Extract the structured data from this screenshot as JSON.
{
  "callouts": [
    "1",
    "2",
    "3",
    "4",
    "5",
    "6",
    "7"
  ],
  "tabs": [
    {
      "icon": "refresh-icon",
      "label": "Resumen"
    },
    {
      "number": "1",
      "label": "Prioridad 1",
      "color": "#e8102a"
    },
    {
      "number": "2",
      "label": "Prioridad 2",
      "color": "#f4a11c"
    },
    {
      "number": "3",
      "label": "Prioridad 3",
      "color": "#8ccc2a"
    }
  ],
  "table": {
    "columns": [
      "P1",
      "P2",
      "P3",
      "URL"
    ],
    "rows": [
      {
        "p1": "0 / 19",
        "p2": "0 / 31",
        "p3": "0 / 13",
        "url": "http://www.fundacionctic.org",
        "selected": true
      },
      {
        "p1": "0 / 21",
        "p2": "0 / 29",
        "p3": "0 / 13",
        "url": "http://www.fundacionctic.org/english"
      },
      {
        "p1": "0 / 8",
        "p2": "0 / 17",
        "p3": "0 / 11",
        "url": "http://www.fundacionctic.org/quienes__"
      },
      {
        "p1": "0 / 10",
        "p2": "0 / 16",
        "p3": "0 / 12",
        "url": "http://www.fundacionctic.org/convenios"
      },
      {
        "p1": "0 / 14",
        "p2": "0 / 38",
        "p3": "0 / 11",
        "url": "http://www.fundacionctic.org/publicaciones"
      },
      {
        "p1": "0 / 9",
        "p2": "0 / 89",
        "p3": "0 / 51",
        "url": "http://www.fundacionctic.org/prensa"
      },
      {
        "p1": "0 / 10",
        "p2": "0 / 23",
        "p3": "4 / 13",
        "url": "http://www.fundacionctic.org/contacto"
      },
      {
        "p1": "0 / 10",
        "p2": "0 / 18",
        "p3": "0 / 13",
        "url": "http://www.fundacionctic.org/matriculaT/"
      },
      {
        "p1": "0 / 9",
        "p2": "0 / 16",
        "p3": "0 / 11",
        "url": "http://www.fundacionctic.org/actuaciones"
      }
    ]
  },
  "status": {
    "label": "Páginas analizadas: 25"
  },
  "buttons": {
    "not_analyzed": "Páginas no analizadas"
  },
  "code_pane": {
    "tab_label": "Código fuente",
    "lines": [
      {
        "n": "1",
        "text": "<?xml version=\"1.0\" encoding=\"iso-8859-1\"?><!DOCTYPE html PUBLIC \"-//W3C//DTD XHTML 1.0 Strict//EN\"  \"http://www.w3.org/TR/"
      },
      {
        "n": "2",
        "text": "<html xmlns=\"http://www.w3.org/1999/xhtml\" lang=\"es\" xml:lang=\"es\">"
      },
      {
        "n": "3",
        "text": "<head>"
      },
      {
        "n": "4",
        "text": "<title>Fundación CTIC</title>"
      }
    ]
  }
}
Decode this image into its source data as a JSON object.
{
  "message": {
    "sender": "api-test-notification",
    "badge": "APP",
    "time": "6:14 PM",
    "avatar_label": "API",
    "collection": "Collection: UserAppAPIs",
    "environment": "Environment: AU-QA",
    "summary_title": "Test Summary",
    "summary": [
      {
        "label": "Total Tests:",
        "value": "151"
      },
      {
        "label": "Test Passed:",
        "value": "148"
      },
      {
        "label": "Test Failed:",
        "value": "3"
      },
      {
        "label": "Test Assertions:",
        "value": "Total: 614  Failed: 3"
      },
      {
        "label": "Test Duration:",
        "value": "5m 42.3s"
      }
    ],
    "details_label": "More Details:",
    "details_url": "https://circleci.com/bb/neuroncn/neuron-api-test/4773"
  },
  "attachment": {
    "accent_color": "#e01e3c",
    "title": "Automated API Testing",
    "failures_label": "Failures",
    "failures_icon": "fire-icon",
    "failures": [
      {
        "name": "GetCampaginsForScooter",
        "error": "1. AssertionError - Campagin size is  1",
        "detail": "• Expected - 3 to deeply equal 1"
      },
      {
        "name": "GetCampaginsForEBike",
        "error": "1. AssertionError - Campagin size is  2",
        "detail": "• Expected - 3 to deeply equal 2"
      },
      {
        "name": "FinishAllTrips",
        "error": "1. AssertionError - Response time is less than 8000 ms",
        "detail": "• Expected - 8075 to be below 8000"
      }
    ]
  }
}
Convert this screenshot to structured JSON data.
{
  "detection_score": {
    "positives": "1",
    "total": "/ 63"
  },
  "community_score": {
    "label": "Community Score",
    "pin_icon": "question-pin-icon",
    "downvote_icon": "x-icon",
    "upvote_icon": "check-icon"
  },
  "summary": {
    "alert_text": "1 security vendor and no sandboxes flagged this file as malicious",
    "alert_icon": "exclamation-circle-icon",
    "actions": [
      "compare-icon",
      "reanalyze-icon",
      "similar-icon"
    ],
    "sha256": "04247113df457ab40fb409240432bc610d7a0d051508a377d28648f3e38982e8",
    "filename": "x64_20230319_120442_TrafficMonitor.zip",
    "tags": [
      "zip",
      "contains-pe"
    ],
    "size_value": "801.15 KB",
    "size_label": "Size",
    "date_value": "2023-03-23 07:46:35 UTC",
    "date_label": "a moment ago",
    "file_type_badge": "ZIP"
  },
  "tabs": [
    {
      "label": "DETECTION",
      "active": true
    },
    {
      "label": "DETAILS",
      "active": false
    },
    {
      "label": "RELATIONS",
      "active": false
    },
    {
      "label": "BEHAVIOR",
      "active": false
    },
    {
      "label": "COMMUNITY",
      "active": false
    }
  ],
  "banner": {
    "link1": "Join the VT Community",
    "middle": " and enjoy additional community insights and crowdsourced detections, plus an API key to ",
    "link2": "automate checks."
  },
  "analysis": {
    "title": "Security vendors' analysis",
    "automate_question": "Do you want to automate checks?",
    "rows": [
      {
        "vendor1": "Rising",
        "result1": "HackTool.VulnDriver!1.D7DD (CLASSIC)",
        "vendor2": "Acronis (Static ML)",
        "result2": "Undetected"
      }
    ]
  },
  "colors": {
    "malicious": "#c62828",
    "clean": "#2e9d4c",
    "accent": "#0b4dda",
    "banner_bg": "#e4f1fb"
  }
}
▬▬▬▬▬▬▬▬▬▬
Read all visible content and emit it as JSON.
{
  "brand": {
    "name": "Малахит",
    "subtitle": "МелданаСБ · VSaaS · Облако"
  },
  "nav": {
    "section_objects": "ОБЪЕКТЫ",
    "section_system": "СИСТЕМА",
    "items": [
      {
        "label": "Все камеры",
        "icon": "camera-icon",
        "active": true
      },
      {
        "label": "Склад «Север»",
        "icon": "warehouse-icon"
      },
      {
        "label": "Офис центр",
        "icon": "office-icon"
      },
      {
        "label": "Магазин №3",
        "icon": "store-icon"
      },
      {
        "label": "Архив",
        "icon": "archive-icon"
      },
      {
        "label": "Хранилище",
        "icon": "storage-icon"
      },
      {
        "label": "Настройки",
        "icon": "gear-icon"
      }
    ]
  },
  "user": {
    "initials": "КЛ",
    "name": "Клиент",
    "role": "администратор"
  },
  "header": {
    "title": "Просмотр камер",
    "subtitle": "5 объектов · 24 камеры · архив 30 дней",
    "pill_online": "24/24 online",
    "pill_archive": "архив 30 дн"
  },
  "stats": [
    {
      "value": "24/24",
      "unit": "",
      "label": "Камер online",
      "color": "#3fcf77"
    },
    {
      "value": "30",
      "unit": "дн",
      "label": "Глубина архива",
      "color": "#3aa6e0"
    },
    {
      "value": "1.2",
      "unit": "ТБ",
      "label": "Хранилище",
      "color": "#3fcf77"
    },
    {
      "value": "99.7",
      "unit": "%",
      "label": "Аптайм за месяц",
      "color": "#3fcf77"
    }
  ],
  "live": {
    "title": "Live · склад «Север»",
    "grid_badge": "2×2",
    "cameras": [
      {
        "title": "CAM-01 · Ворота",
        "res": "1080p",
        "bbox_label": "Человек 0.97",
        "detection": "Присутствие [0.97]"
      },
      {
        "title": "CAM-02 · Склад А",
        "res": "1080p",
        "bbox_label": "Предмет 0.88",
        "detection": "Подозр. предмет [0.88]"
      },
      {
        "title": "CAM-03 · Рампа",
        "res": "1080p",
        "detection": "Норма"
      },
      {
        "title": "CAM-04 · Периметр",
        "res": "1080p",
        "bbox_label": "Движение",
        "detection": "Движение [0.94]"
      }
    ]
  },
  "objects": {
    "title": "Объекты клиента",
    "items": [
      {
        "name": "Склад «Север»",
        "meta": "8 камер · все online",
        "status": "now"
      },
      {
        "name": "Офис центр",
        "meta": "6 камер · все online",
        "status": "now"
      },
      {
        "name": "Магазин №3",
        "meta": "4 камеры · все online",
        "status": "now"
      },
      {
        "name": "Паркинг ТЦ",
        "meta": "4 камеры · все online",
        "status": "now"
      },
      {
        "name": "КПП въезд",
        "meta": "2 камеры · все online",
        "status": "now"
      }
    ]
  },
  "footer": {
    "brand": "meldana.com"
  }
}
▬▬▬▬▬▬▬▬▬▬
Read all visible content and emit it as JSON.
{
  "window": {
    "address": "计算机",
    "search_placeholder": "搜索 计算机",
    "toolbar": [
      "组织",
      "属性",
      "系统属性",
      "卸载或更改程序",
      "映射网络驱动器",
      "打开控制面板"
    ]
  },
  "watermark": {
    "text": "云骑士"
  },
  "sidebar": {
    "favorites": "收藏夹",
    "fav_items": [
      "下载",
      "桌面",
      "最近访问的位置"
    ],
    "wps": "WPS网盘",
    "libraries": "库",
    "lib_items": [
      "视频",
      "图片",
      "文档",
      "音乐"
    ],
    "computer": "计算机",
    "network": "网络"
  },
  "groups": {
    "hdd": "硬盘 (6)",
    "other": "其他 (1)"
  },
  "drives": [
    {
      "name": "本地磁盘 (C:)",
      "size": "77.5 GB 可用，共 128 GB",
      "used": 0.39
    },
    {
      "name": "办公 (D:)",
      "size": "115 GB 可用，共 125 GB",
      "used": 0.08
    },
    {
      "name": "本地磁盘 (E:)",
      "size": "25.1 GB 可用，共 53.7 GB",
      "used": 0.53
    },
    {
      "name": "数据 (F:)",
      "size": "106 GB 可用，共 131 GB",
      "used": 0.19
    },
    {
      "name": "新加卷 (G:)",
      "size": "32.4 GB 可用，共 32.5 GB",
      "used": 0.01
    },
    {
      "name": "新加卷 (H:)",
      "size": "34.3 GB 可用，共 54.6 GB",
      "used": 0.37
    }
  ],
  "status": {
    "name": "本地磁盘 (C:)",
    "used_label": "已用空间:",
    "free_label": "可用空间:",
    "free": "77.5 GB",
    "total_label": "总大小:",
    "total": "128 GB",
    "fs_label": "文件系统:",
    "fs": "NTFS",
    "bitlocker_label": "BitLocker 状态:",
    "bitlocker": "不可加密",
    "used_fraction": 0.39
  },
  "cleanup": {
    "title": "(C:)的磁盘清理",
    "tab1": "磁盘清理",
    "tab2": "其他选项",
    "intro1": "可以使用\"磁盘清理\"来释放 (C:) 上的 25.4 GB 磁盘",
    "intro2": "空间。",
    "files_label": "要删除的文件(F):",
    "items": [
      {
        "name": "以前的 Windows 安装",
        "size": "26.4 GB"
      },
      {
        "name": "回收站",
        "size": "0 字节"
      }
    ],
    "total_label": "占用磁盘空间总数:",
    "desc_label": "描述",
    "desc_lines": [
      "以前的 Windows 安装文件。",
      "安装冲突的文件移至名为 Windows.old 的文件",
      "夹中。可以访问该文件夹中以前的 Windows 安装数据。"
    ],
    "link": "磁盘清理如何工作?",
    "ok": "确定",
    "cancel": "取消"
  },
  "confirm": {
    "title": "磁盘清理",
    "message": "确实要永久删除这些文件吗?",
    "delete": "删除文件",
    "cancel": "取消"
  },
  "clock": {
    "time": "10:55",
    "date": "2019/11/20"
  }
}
▬▬▬▬▬▬▬▬▬▬
- [Requirements]: Reproduce every line of the listing above in which the string "analysis" appears.

- [Finished task]:
  "analysis": {
    "title": "Security vendors' analysis",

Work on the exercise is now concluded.